### [Text block]
Diversity & Inclusion
Events / Technical.ly

New faces, new energy. Now what?

What to do about a growing tech community? At Technical.ly Delaware's latest stakeholder meeting, community leaders discussed where they should concentrate their efforts.

At the Technical.ly Delaware stakeholder meeting, July 25, 2017. (Photo courtesy of Mona Parikh)
Things are happening in Delaware but don’t assume the obvious.

That was one of the key takeaways from a meeting of 21 community leaders organized by Technical.ly Delaware this week. (The stakeholder meeting preceded Technical.ly’s Super Meetup, which drew over 100 attendees to the Hercules Building’s mercifully cool outdoor plaza.)
The obvious in Delaware is the looming bank towers that dot the Wilmington skyline. But trying to build a dynamic tech scene at their feet is a fool’s errand, most in the room agreed.
“The fear of big businesses working with small businesses has gone away in last five years,” said Nick Matarese of design agency The Barn Creative. But those lessened anxieties on the part of large corporates have not extended to the financial sector, which, for the most part, still relies on internal “resources” to get things done.

### [The tasks]
- A) Answer these from the article on Delaware's tech community:
(i) How many community leaders took part in the stakeholder meeting?
(ii) Where was the Super Meetup held?
(iii) Which design agency is Nick Matarese with?
- B) Carry on the article about Delaware's growing tech community from its last sentence.

### [Information supplied]
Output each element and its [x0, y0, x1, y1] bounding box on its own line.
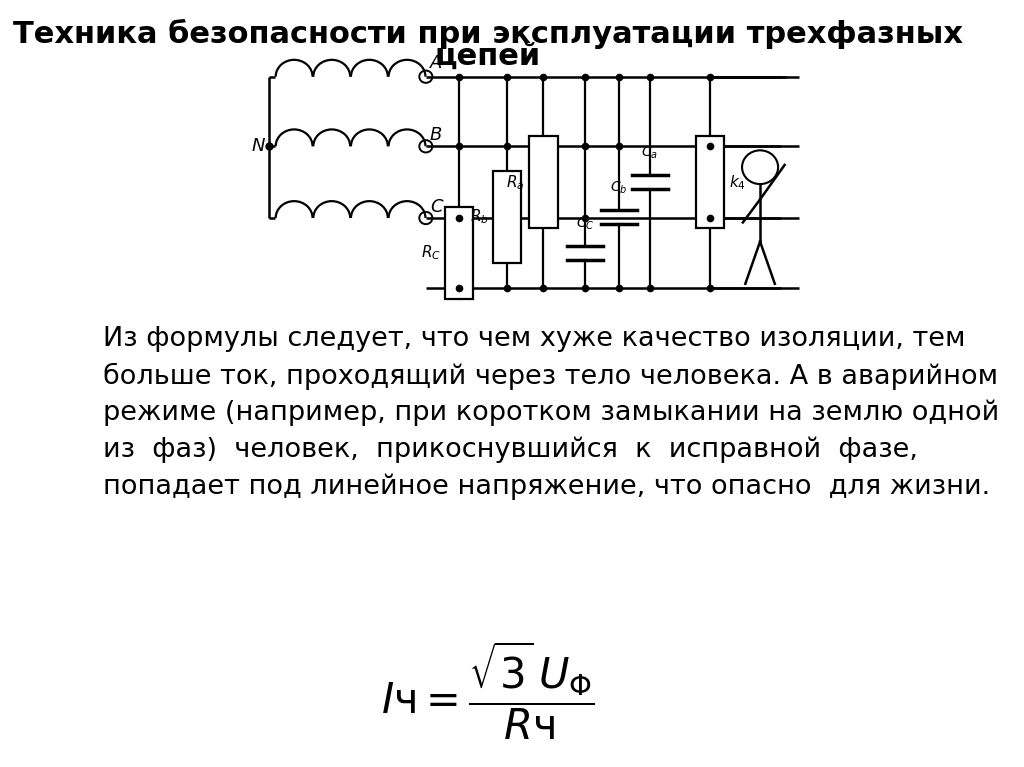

### [Expected responses]
- A)
(i) 21
(ii) On the Hercules Building's outdoor plaza
(iii) The Barn Creative

- B)
The risk of shopping out innovative tech work is just too great, said Chatham Financial’s Tim Savery.
And therein lies the rub: Although the nation’s back- and middle-office financial functions are stashed in the First State, the folks calling the shots still reside in Manhattan. For example, at 500 people worldwide (300 of whom are based in Kennett Square), the highly regarded Chatham is on the small end of the spectrum when it comes to firms doing outside work for financial behemoths, Savery said.
In short: Don’t be fooled by their proximity; banks meaningfully supporting small startups may be a reach. And, as Technical.ly has witnessed in markets across the East Coast, it’s the plethora of smaller shops (some of which grow, some of which are acquired, some of which produce top-notch technical talent) that defines a bubbling tech ecosystem.
The good news, however, is that Delaware founders seem to get it. They’re building solutions for a wide variety of industries, and finding niches in which they can thrive.
Tech is the fastest growing sector among small firms in Delaware, according to Michelle Morin of the state’s Office of Supplier Diversity. Among the minority- and women-owned businesses she works with, her office has seen an 8.6 percent uptick in certification growth.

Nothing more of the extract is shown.